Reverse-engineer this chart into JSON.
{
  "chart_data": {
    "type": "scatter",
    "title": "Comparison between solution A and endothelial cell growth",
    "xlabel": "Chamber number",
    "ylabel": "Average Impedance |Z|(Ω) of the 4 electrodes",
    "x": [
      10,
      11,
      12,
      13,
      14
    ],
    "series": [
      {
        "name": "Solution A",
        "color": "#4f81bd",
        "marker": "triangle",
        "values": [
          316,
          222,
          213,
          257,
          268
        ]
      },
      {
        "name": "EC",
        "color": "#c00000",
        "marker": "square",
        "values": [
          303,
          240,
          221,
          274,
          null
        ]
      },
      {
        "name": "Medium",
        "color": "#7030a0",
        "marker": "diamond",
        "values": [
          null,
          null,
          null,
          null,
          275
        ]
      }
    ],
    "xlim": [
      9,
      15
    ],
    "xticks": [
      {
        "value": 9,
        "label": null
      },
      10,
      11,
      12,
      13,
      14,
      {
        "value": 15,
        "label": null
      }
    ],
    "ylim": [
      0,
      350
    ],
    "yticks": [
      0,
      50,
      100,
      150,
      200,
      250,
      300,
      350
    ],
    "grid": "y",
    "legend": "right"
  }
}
—————
**What to work on**: Find the string "marker" in the entries above and return each line that holds it.

**Task result**:
        "marker": "triangle",
        "marker": "square",
        "marker": "diamond",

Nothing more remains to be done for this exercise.